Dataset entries
==============================
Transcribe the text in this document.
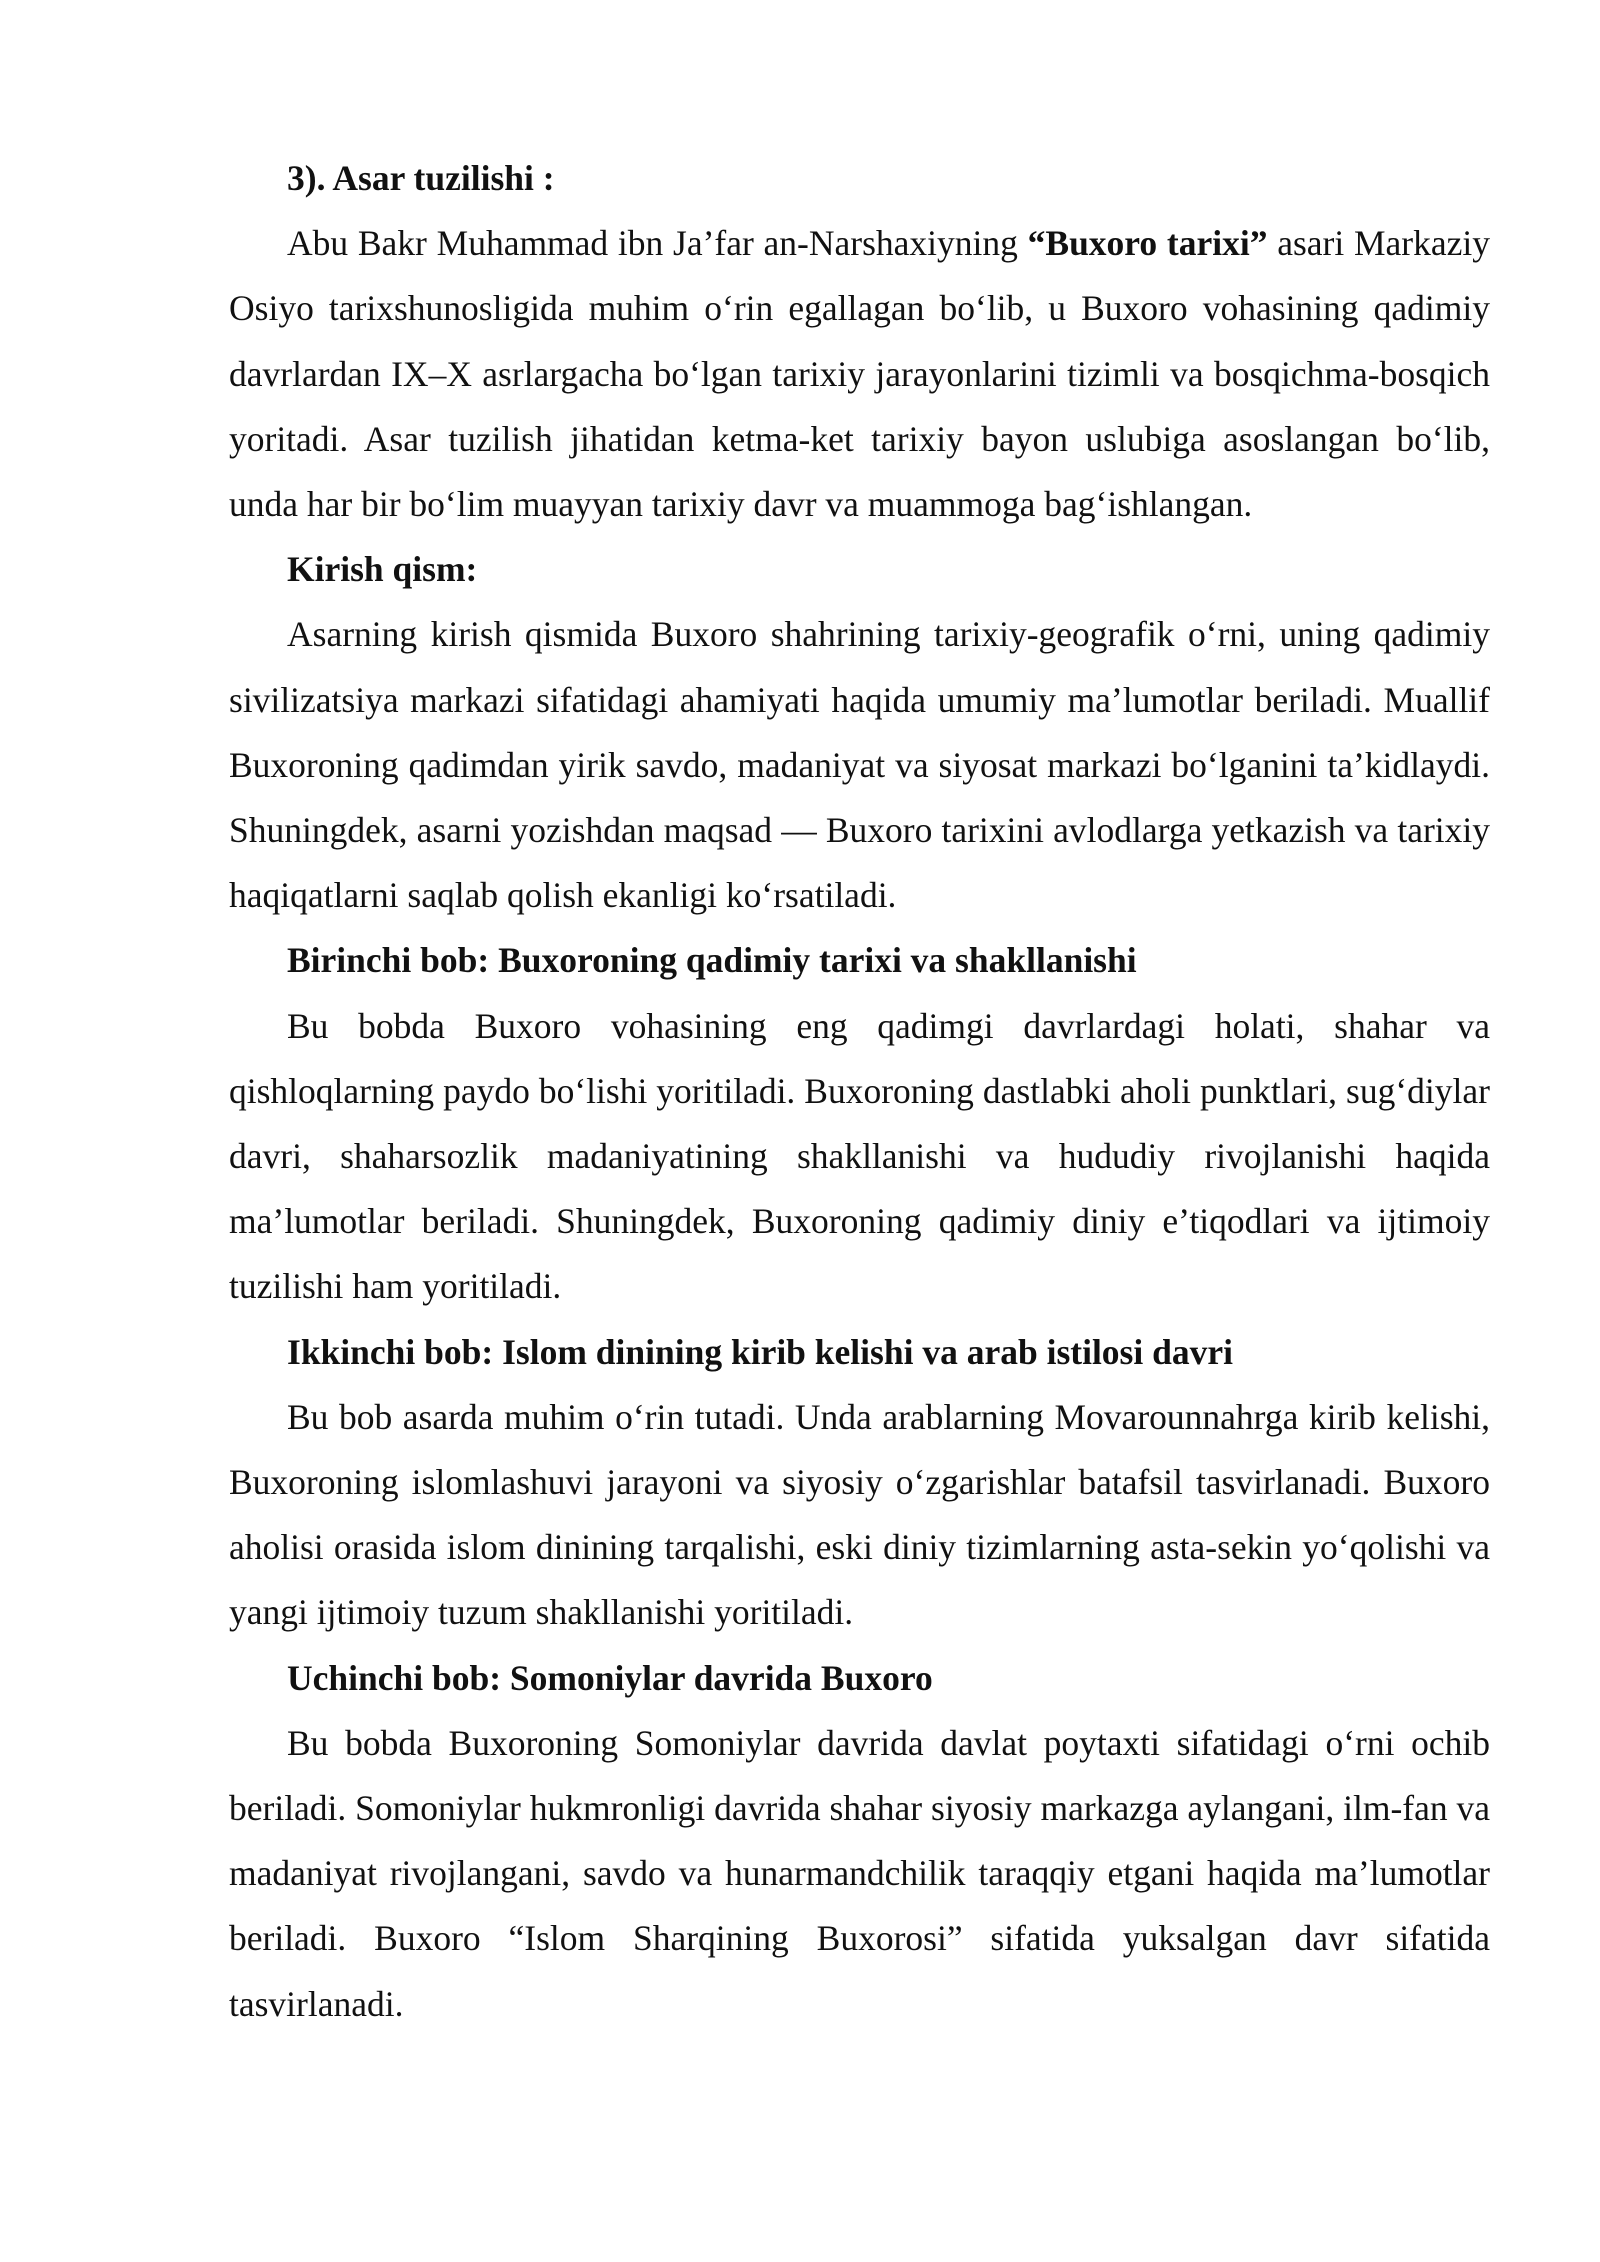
3). Asar tuzilishi :

Abu Bakr Muhammad ibn Ja’far an-Narshaxiyning “Buxoro tarixi” asari Markaziy Osiyo tarixshunosligida muhim o‘rin egallagan bo‘lib, u Buxoro vohasining qadimiy davrlardan IX–X asrlargacha bo‘lgan tarixiy jarayonlarini tizimli va bosqichma-bosqich yoritadi. Asar tuzilish jihatidan ketma-ket tarixiy bayon uslubiga asoslangan bo‘lib, unda har bir bo‘lim muayyan tarixiy davr va muammoga bag‘ishlangan.

Kirish qism:

Asarning kirish qismida Buxoro shahrining tarixiy-geografik o‘rni, uning qadimiy sivilizatsiya markazi sifatidagi ahamiyati haqida umumiy ma’lumotlar beriladi. Muallif Buxoroning qadimdan yirik savdo, madaniyat va siyosat markazi bo‘lganini ta’kidlaydi. Shuningdek, asarni yozishdan maqsad — Buxoro tarixini avlodlarga yetkazish va tarixiy haqiqatlarni saqlab qolish ekanligi ko‘rsatiladi.

Birinchi bob: Buxoroning qadimiy tarixi va shakllanishi

Bu bobda Buxoro vohasining eng qadimgi davrlardagi holati, shahar va qishloqlarning paydo bo‘lishi yoritiladi. Buxoroning dastlabki aholi punktlari, sug‘diylar davri, shaharsozlik madaniyatining shakllanishi va hududiy rivojlanishi haqida ma’lumotlar beriladi. Shuningdek, Buxoroning qadimiy diniy e’tiqodlari va ijtimoiy tuzilishi ham yoritiladi.

Ikkinchi bob: Islom dinining kirib kelishi va arab istilosi davri

Bu bob asarda muhim o‘rin tutadi. Unda arablarning Movarounnahrga kirib kelishi, Buxoroning islomlashuvi jarayoni va siyosiy o‘zgarishlar batafsil tasvirlanadi. Buxoro aholisi orasida islom dinining tarqalishi, eski diniy tizimlarning asta-sekin yo‘qolishi va yangi ijtimoiy tuzum shakllanishi yoritiladi.

Uchinchi bob: Somoniylar davrida Buxoro

Bu bobda Buxoroning Somoniylar davrida davlat poytaxti sifatidagi o‘rni ochib beriladi. Somoniylar hukmronligi davrida shahar siyosiy markazga aylangani, ilm-fan va madaniyat rivojlangani, savdo va hunarmandchilik taraqqiy etgani haqida ma’lumotlar beriladi. Buxoro “Islom Sharqining Buxorosi” sifatida yuksalgan davr sifatida tasvirlanadi.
==============================
- SET PROBLEM -
In how many lines of the data does the string "Somoniylar" appear? Give only the number.

- RESULT -
2